= Prompt =
Copy each line of the data below with the word "algo".

= Dataset content =
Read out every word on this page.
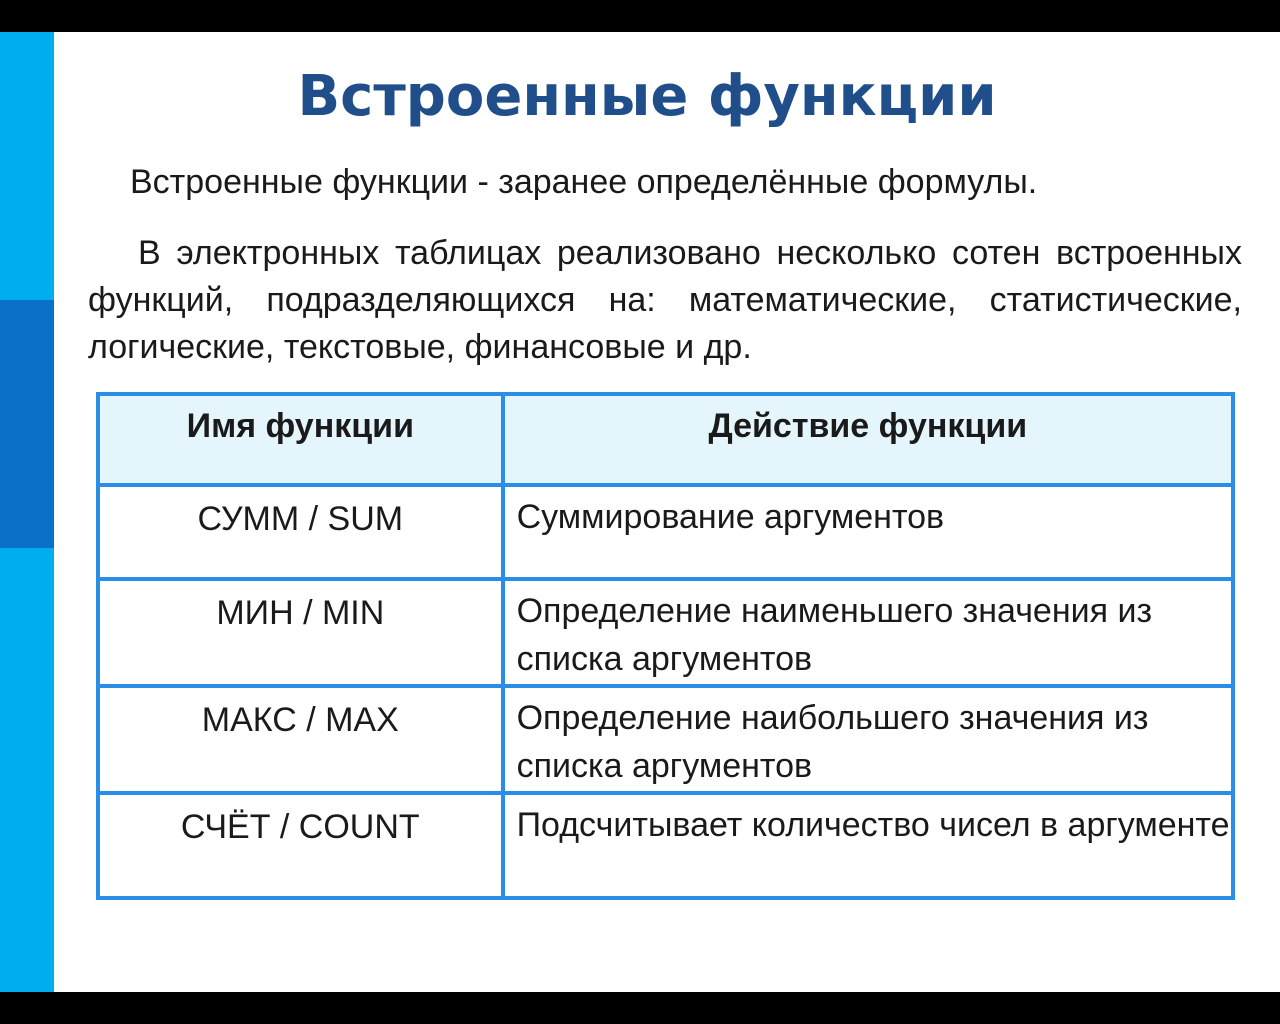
Встроенные функции
Встроенные функции - заранее определённые формулы.
В электронных таблицах реализовано несколько сотен встроенных функций, подразделяющихся на: математические, статистические, логические, текстовые, финансовые и др.
Имя функции	Действие функции
СУММ / SUM	Суммирование аргументов
МИН / MIN	Определение наименьшего значения из списка аргументов
МАКС / MAX	Определение наибольшего значения из списка аргументов
СЧЁТ / COUNT	Подсчитывает количество чисел в аргументе
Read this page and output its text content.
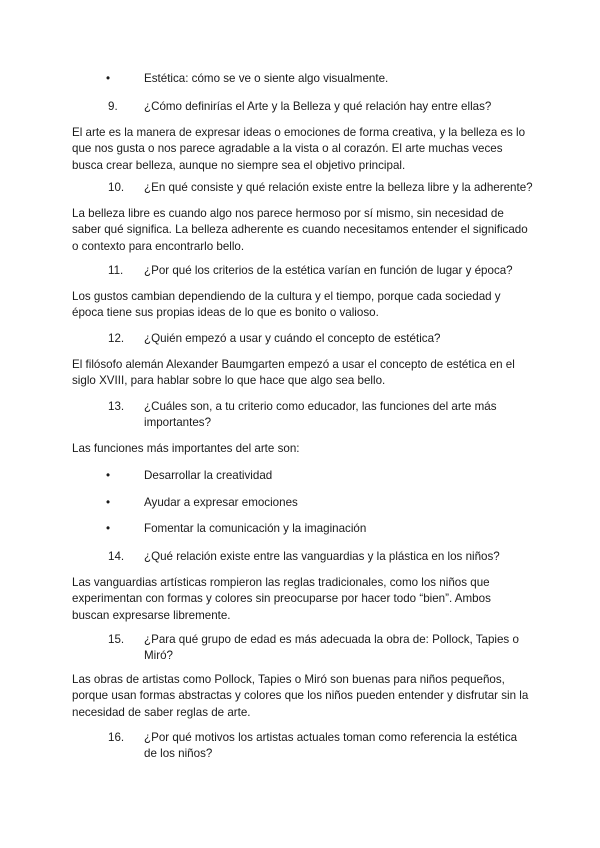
•	Estética: cómo se ve o siente algo visualmente.
9. ¿Cómo definirías el Arte y la Belleza y qué relación hay entre ellas?

El arte es la manera de expresar ideas o emociones de forma creativa, y la belleza es lo que nos gusta o nos parece agradable a la vista o al corazón. El arte muchas veces busca crear belleza, aunque no siempre sea el objetivo principal.

10. ¿En qué consiste y qué relación existe entre la belleza libre y la adherente?

La belleza libre es cuando algo nos parece hermoso por sí mismo, sin necesidad de saber qué significa. La belleza adherente es cuando necesitamos entender el significado o contexto para encontrarlo bello.

11. ¿Por qué los criterios de la estética varían en función de lugar y época?

Los gustos cambian dependiendo de la cultura y el tiempo, porque cada sociedad y época tiene sus propias ideas de lo que es bonito o valioso.

12. ¿Quién empezó a usar y cuándo el concepto de estética?

El filósofo alemán Alexander Baumgarten empezó a usar el concepto de estética en el siglo XVIII, para hablar sobre lo que hace que algo sea bello.

13. ¿Cuáles son, a tu criterio como educador, las funciones del arte más importantes?

Las funciones más importantes del arte son:

•	Desarrollar la creatividad
•	Ayudar a expresar emociones
•	Fomentar la comunicación y la imaginación
14. ¿Qué relación existe entre las vanguardias y la plástica en los niños?

Las vanguardias artísticas rompieron las reglas tradicionales, como los niños que experimentan con formas y colores sin preocuparse por hacer todo “bien”. Ambos buscan expresarse libremente.

15. ¿Para qué grupo de edad es más adecuada la obra de: Pollock, Tapies o Miró?

Las obras de artistas como Pollock, Tapies o Miró son buenas para niños pequeños, porque usan formas abstractas y colores que los niños pueden entender y disfrutar sin la necesidad de saber reglas de arte.

16. ¿Por qué motivos los artistas actuales toman como referencia la estética de los niños?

= Answer in full =
•	Estética: cómo se ve o siente algo visualmente.
La belleza libre es cuando algo nos parece hermoso por sí mismo, sin necesidad de saber qué significa. La belleza adherente es cuando necesitamos entender el significado o contexto para encontrarlo bello.
El filósofo alemán Alexander Baumgarten empezó a usar el concepto de estética en el siglo XVIII, para hablar sobre lo que hace que algo sea bello.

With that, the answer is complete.